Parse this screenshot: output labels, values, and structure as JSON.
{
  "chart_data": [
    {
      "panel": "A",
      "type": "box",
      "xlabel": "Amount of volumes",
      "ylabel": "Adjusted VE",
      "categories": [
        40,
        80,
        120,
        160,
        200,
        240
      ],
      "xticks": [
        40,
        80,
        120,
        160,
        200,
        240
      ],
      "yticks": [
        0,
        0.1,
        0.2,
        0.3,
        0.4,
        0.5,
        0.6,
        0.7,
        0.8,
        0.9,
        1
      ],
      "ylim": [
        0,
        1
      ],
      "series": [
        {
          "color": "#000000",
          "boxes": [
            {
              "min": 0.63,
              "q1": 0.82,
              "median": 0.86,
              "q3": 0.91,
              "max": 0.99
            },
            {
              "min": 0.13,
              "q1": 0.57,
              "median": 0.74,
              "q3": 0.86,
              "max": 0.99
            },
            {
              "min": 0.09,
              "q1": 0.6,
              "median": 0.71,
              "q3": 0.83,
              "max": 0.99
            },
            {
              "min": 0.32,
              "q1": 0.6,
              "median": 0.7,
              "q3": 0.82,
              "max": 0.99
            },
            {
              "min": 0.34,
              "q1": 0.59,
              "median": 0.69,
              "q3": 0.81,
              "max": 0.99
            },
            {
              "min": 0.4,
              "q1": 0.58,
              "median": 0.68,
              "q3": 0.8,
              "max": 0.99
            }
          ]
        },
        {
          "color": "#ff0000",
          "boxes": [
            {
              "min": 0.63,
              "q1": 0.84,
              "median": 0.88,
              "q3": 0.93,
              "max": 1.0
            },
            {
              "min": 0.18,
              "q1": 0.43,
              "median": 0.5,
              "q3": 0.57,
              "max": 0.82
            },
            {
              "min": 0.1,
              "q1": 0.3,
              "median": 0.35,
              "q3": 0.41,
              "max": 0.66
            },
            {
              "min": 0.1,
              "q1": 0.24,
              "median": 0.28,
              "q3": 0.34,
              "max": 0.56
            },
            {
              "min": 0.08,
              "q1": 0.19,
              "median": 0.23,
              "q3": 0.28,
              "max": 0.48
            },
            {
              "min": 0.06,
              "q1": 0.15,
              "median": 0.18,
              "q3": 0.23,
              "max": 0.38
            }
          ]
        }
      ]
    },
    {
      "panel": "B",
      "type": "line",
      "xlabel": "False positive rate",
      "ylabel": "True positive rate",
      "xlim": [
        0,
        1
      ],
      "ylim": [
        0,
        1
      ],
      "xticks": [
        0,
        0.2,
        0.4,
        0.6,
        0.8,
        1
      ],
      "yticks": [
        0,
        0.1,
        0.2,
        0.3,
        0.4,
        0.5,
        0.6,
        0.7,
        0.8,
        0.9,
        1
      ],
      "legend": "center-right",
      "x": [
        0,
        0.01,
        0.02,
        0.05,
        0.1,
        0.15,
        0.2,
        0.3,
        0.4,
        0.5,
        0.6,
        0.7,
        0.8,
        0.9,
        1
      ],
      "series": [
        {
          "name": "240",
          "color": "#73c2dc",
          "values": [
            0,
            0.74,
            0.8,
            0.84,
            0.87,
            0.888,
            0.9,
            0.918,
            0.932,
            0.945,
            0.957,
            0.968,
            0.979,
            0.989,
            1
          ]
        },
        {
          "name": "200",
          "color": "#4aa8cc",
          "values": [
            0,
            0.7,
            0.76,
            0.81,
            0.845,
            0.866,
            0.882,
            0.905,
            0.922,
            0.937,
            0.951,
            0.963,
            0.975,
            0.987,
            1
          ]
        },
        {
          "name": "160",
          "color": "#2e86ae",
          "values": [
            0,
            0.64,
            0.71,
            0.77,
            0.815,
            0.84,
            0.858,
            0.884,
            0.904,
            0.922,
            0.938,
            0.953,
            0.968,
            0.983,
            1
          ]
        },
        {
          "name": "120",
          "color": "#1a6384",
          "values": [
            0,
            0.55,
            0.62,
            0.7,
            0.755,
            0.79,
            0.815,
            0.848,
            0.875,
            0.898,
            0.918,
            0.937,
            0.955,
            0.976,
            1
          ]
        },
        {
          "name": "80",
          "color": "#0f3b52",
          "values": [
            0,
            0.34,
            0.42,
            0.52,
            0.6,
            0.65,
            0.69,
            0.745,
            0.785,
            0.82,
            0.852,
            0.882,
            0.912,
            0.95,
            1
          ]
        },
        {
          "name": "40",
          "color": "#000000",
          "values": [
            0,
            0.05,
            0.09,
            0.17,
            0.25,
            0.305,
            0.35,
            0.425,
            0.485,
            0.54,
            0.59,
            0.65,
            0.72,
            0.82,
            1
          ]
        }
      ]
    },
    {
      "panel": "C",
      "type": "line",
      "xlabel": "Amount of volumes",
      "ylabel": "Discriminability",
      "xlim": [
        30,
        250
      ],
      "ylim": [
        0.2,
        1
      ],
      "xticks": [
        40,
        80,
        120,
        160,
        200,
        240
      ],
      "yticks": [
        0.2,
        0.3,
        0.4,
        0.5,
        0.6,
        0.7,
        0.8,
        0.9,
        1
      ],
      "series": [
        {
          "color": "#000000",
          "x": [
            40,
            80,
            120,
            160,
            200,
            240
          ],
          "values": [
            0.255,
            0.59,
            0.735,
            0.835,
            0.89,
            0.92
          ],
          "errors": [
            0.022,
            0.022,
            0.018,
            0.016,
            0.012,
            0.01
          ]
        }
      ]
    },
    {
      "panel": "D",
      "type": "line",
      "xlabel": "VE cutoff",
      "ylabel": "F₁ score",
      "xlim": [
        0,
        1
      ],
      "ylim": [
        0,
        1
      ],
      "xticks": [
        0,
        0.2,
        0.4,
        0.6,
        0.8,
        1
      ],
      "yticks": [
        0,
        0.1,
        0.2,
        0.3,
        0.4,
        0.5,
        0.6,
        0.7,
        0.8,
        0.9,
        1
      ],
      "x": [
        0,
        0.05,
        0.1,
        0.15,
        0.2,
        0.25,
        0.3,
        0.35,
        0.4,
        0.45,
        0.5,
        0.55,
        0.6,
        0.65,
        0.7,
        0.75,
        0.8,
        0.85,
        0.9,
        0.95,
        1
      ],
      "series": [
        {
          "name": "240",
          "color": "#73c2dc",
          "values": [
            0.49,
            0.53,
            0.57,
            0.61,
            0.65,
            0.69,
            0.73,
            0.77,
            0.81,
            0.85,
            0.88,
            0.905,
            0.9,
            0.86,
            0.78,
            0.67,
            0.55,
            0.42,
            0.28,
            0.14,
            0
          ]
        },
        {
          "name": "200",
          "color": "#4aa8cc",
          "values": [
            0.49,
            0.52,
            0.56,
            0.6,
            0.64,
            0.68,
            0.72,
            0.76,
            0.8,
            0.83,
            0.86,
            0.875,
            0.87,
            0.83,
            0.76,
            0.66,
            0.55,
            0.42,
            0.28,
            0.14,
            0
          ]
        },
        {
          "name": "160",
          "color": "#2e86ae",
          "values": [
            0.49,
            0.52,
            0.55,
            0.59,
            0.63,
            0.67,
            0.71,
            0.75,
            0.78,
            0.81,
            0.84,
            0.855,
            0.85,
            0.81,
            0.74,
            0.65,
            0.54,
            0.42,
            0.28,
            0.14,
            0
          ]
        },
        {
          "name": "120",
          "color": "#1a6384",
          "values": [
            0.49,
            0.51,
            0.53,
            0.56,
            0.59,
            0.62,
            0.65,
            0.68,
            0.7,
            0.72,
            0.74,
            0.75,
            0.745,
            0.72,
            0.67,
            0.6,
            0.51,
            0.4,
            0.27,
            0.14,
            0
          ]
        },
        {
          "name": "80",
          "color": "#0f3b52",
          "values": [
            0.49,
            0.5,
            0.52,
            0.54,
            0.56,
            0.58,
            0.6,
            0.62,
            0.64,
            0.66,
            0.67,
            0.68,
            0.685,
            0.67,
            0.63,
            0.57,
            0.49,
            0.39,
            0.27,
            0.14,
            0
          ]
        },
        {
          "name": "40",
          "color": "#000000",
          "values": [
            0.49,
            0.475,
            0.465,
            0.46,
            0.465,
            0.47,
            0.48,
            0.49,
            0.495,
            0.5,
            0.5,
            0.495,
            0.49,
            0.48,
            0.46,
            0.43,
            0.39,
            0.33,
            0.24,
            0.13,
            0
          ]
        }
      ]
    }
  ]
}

****************

▶ **Stated task**
Identify each line in the records above containing the word "median"; copy those lines.

▶ **Correct answer**
              "median": 0.86,
              "median": 0.74,
              "median": 0.71,
              "median": 0.7,
              "median": 0.69,
              "median": 0.68,
              "median": 0.88,
              "median": 0.5,
              "median": 0.35,
              "median": 0.28,
              "median": 0.23,
              "median": 0.18,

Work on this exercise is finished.